(Excerpts from a figure dataset)
<<<<
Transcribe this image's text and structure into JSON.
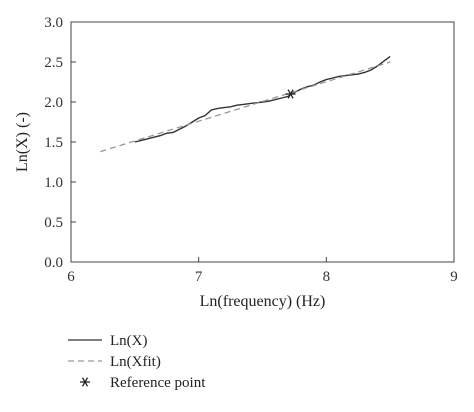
{
  "chart_data": {
    "type": "line",
    "xlabel": "Ln(frequency) (Hz)",
    "ylabel": "Ln(X) (-)",
    "xlim": [
      6,
      9
    ],
    "ylim": [
      0,
      3
    ],
    "x_ticks": [
      "6",
      "7",
      "8",
      "9"
    ],
    "y_ticks": [
      "0.0",
      "0.5",
      "1.0",
      "1.5",
      "2.0",
      "2.5",
      "3.0"
    ],
    "grid": false,
    "legend_position": "below",
    "series": [
      {
        "name": "Ln(X)",
        "style": "solid",
        "color": "#333333",
        "points": [
          [
            6.5,
            1.5
          ],
          [
            6.55,
            1.52
          ],
          [
            6.6,
            1.54
          ],
          [
            6.65,
            1.56
          ],
          [
            6.7,
            1.58
          ],
          [
            6.75,
            1.61
          ],
          [
            6.8,
            1.62
          ],
          [
            6.85,
            1.66
          ],
          [
            6.9,
            1.7
          ],
          [
            6.95,
            1.75
          ],
          [
            7.0,
            1.8
          ],
          [
            7.05,
            1.83
          ],
          [
            7.1,
            1.9
          ],
          [
            7.15,
            1.92
          ],
          [
            7.2,
            1.93
          ],
          [
            7.25,
            1.94
          ],
          [
            7.3,
            1.96
          ],
          [
            7.35,
            1.97
          ],
          [
            7.4,
            1.98
          ],
          [
            7.45,
            1.99
          ],
          [
            7.5,
            2.0
          ],
          [
            7.55,
            2.01
          ],
          [
            7.6,
            2.03
          ],
          [
            7.65,
            2.05
          ],
          [
            7.7,
            2.07
          ],
          [
            7.75,
            2.12
          ],
          [
            7.8,
            2.16
          ],
          [
            7.85,
            2.19
          ],
          [
            7.9,
            2.21
          ],
          [
            7.95,
            2.25
          ],
          [
            8.0,
            2.28
          ],
          [
            8.05,
            2.3
          ],
          [
            8.1,
            2.32
          ],
          [
            8.15,
            2.33
          ],
          [
            8.2,
            2.34
          ],
          [
            8.25,
            2.35
          ],
          [
            8.3,
            2.37
          ],
          [
            8.35,
            2.4
          ],
          [
            8.4,
            2.45
          ],
          [
            8.45,
            2.51
          ],
          [
            8.5,
            2.57
          ]
        ]
      },
      {
        "name": "Ln(Xfit)",
        "style": "dashed",
        "color": "#999999",
        "points": [
          [
            6.23,
            1.38
          ],
          [
            8.5,
            2.5
          ]
        ]
      },
      {
        "name": "Reference point",
        "style": "marker",
        "marker": "asterisk",
        "color": "#222222",
        "points": [
          [
            7.72,
            2.1
          ]
        ]
      }
    ]
  }
}
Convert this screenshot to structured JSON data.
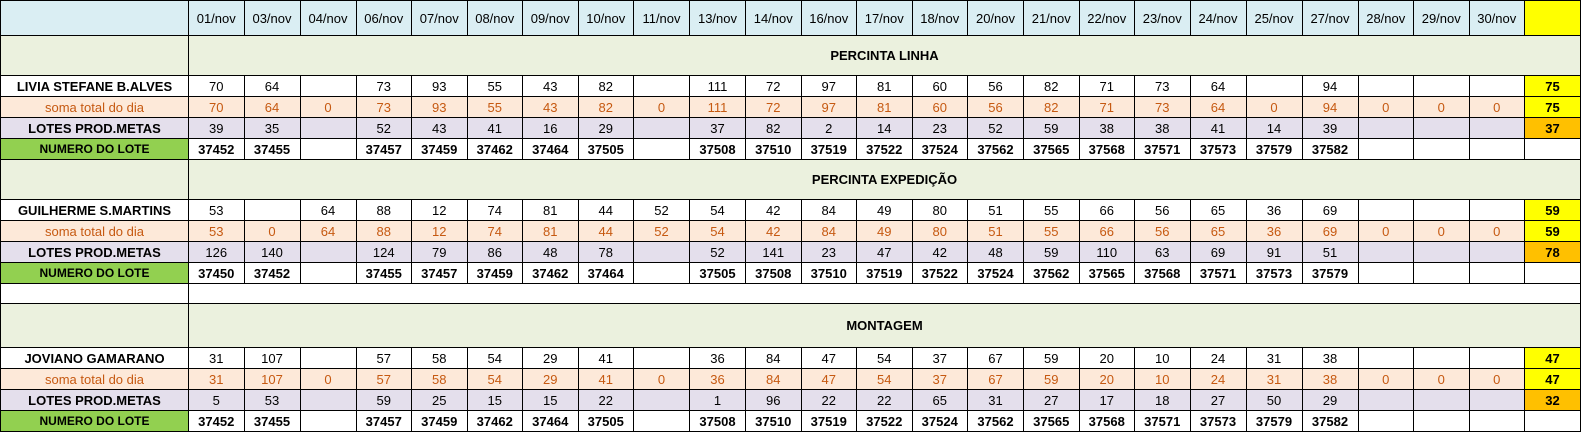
{
  "dates": [
    "01/nov",
    "03/nov",
    "04/nov",
    "06/nov",
    "07/nov",
    "08/nov",
    "09/nov",
    "10/nov",
    "11/nov",
    "13/nov",
    "14/nov",
    "16/nov",
    "17/nov",
    "18/nov",
    "20/nov",
    "21/nov",
    "22/nov",
    "23/nov",
    "24/nov",
    "25/nov",
    "27/nov",
    "28/nov",
    "29/nov",
    "30/nov"
  ],
  "sections": [
    {
      "title": "PERCINTA LINHA",
      "worker": {
        "name": "LIVIA STEFANE B.ALVES",
        "values": [
          "70",
          "64",
          "",
          "73",
          "93",
          "55",
          "43",
          "82",
          "",
          "111",
          "72",
          "97",
          "81",
          "60",
          "56",
          "82",
          "71",
          "73",
          "64",
          "",
          "94",
          "",
          "",
          ""
        ],
        "total": "75"
      },
      "soma": {
        "label": "soma total  do dia",
        "values": [
          "70",
          "64",
          "0",
          "73",
          "93",
          "55",
          "43",
          "82",
          "0",
          "111",
          "72",
          "97",
          "81",
          "60",
          "56",
          "82",
          "71",
          "73",
          "64",
          "0",
          "94",
          "0",
          "0",
          "0"
        ],
        "total": "75"
      },
      "lotes": {
        "label": "LOTES PROD.METAS",
        "values": [
          "39",
          "35",
          "",
          "52",
          "43",
          "41",
          "16",
          "29",
          "",
          "37",
          "82",
          "2",
          "14",
          "23",
          "52",
          "59",
          "38",
          "38",
          "41",
          "14",
          "39",
          "",
          "",
          ""
        ],
        "total": "37"
      },
      "numero": {
        "label": "NUMERO DO LOTE",
        "values": [
          "37452",
          "37455",
          "",
          "37457",
          "37459",
          "37462",
          "37464",
          "37505",
          "",
          "37508",
          "37510",
          "37519",
          "37522",
          "37524",
          "37562",
          "37565",
          "37568",
          "37571",
          "37573",
          "37579",
          "37582",
          "",
          "",
          ""
        ],
        "total": ""
      }
    },
    {
      "title": "PERCINTA EXPEDIÇÃO",
      "worker": {
        "name": "GUILHERME S.MARTINS",
        "values": [
          "53",
          "",
          "64",
          "88",
          "12",
          "74",
          "81",
          "44",
          "52",
          "54",
          "42",
          "84",
          "49",
          "80",
          "51",
          "55",
          "66",
          "56",
          "65",
          "36",
          "69",
          "",
          "",
          ""
        ],
        "total": "59"
      },
      "soma": {
        "label": "soma total  do dia",
        "values": [
          "53",
          "0",
          "64",
          "88",
          "12",
          "74",
          "81",
          "44",
          "52",
          "54",
          "42",
          "84",
          "49",
          "80",
          "51",
          "55",
          "66",
          "56",
          "65",
          "36",
          "69",
          "0",
          "0",
          "0"
        ],
        "total": "59"
      },
      "lotes": {
        "label": "LOTES PROD.METAS",
        "values": [
          "126",
          "140",
          "",
          "124",
          "79",
          "86",
          "48",
          "78",
          "",
          "52",
          "141",
          "23",
          "47",
          "42",
          "48",
          "59",
          "110",
          "63",
          "69",
          "91",
          "51",
          "",
          "",
          ""
        ],
        "total": "78"
      },
      "numero": {
        "label": "NUMERO DO LOTE",
        "values": [
          "37450",
          "37452",
          "",
          "37455",
          "37457",
          "37459",
          "37462",
          "37464",
          "",
          "37505",
          "37508",
          "37510",
          "37519",
          "37522",
          "37524",
          "37562",
          "37565",
          "37568",
          "37571",
          "37573",
          "37579",
          "",
          "",
          ""
        ],
        "total": ""
      }
    },
    {
      "title": "MONTAGEM",
      "worker": {
        "name": "JOVIANO GAMARANO",
        "values": [
          "31",
          "107",
          "",
          "57",
          "58",
          "54",
          "29",
          "41",
          "",
          "36",
          "84",
          "47",
          "54",
          "37",
          "67",
          "59",
          "20",
          "10",
          "24",
          "31",
          "38",
          "",
          "",
          ""
        ],
        "total": "47"
      },
      "soma": {
        "label": "soma total  do dia",
        "values": [
          "31",
          "107",
          "0",
          "57",
          "58",
          "54",
          "29",
          "41",
          "0",
          "36",
          "84",
          "47",
          "54",
          "37",
          "67",
          "59",
          "20",
          "10",
          "24",
          "31",
          "38",
          "0",
          "0",
          "0"
        ],
        "total": "47"
      },
      "lotes": {
        "label": "LOTES PROD.METAS",
        "values": [
          "5",
          "53",
          "",
          "59",
          "25",
          "15",
          "15",
          "22",
          "",
          "1",
          "96",
          "22",
          "22",
          "65",
          "31",
          "27",
          "17",
          "18",
          "27",
          "50",
          "29",
          "",
          "",
          ""
        ],
        "total": "32"
      },
      "numero": {
        "label": "NUMERO DO LOTE",
        "values": [
          "37452",
          "37455",
          "",
          "37457",
          "37459",
          "37462",
          "37464",
          "37505",
          "",
          "37508",
          "37510",
          "37519",
          "37522",
          "37524",
          "37562",
          "37565",
          "37568",
          "37571",
          "37573",
          "37579",
          "37582",
          "",
          "",
          ""
        ],
        "total": ""
      }
    }
  ],
  "colors": {
    "total_header": "#ffff00",
    "total_worker": "#ffff00",
    "total_soma": "#ffff00",
    "total_lotes": "#ffc000",
    "numero_label": "#92d050",
    "soma_text": "#c65911"
  }
}
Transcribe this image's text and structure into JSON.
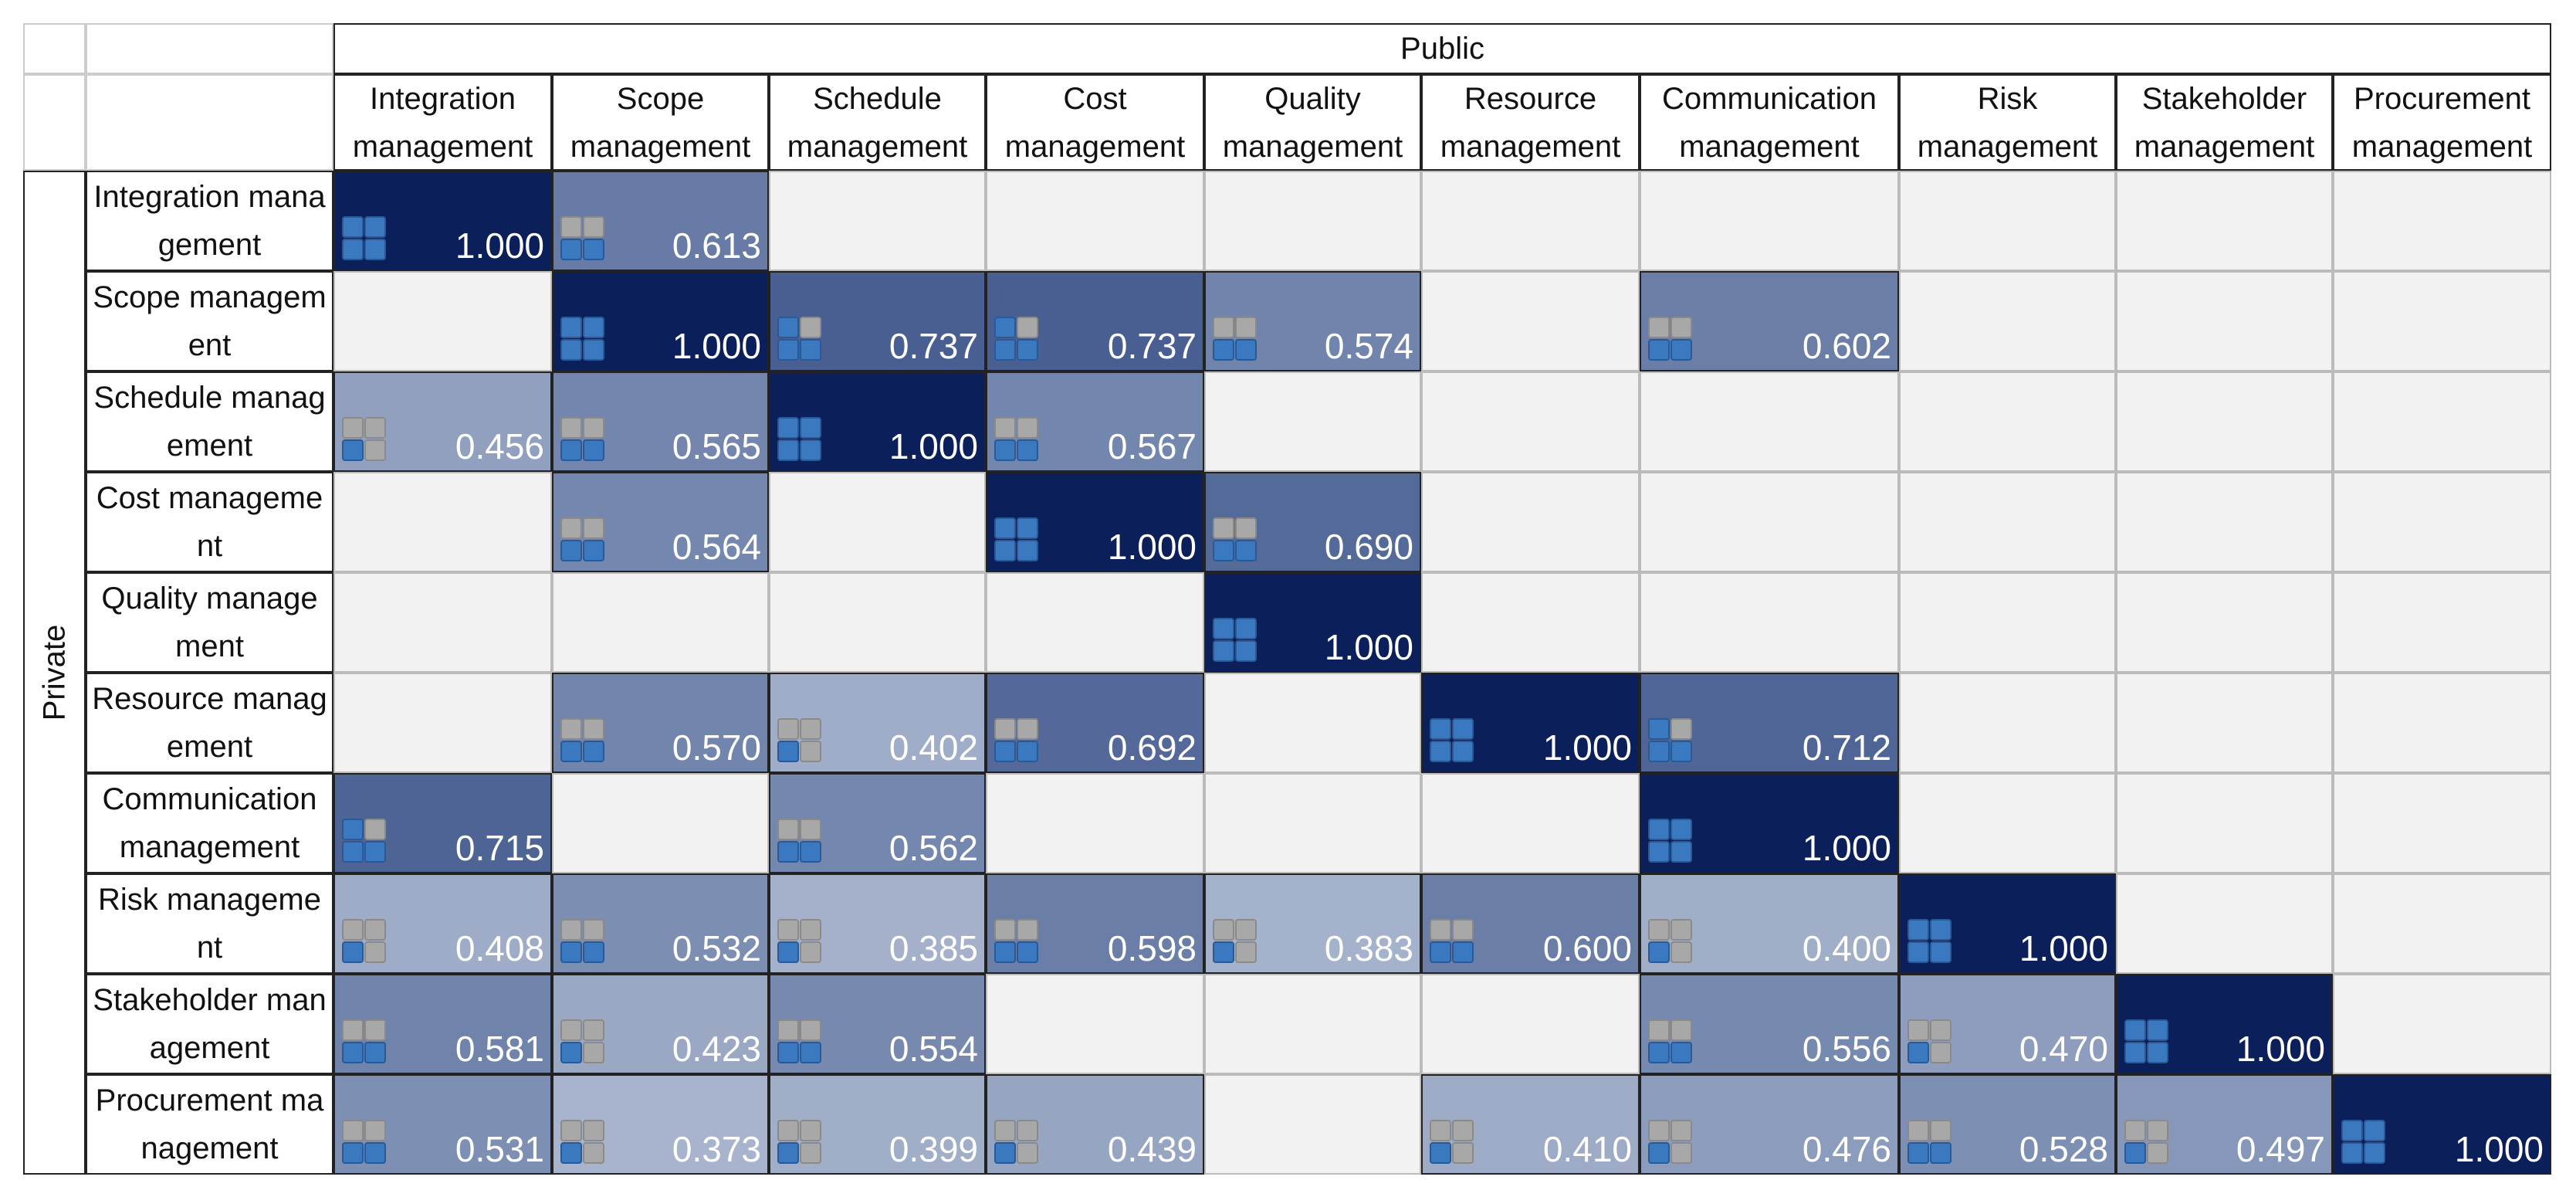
{
  "header": {
    "title": "Public",
    "row_group": "Private"
  },
  "columns": [
    "Integration management",
    "Scope management",
    "Schedule management",
    "Cost management",
    "Quality management",
    "Resource management",
    "Communication management",
    "Risk management",
    "Stakeholder management",
    "Procurement management"
  ],
  "rows": [
    {
      "label": "Integration management",
      "cells": [
        "1.000",
        "0.613",
        null,
        null,
        null,
        null,
        null,
        null,
        null,
        null
      ]
    },
    {
      "label": "Scope management",
      "cells": [
        null,
        "1.000",
        "0.737",
        "0.737",
        "0.574",
        null,
        "0.602",
        null,
        null,
        null
      ]
    },
    {
      "label": "Schedule management",
      "cells": [
        "0.456",
        "0.565",
        "1.000",
        "0.567",
        null,
        null,
        null,
        null,
        null,
        null
      ]
    },
    {
      "label": "Cost management",
      "cells": [
        null,
        "0.564",
        null,
        "1.000",
        "0.690",
        null,
        null,
        null,
        null,
        null
      ]
    },
    {
      "label": "Quality management",
      "cells": [
        null,
        null,
        null,
        null,
        "1.000",
        null,
        null,
        null,
        null,
        null
      ]
    },
    {
      "label": "Resource management",
      "cells": [
        null,
        "0.570",
        "0.402",
        "0.692",
        null,
        "1.000",
        "0.712",
        null,
        null,
        null
      ]
    },
    {
      "label": "Communication management",
      "cells": [
        "0.715",
        null,
        "0.562",
        null,
        null,
        null,
        "1.000",
        null,
        null,
        null
      ]
    },
    {
      "label": "Risk management",
      "cells": [
        "0.408",
        "0.532",
        "0.385",
        "0.598",
        "0.383",
        "0.600",
        "0.400",
        "1.000",
        null,
        null
      ]
    },
    {
      "label": "Stakeholder management",
      "cells": [
        "0.581",
        "0.423",
        "0.554",
        null,
        null,
        null,
        "0.556",
        "0.470",
        "1.000",
        null
      ]
    },
    {
      "label": "Procurement management",
      "cells": [
        "0.531",
        "0.373",
        "0.399",
        "0.439",
        null,
        "0.410",
        "0.476",
        "0.528",
        "0.497",
        "1.000"
      ]
    }
  ]
}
>>>>
WRITTEN EXERCISE
Search the data for "Quality". Copy every line that has it.

ANSWER TO THE EXERCISE
    "Quality management",
      "label": "Quality management",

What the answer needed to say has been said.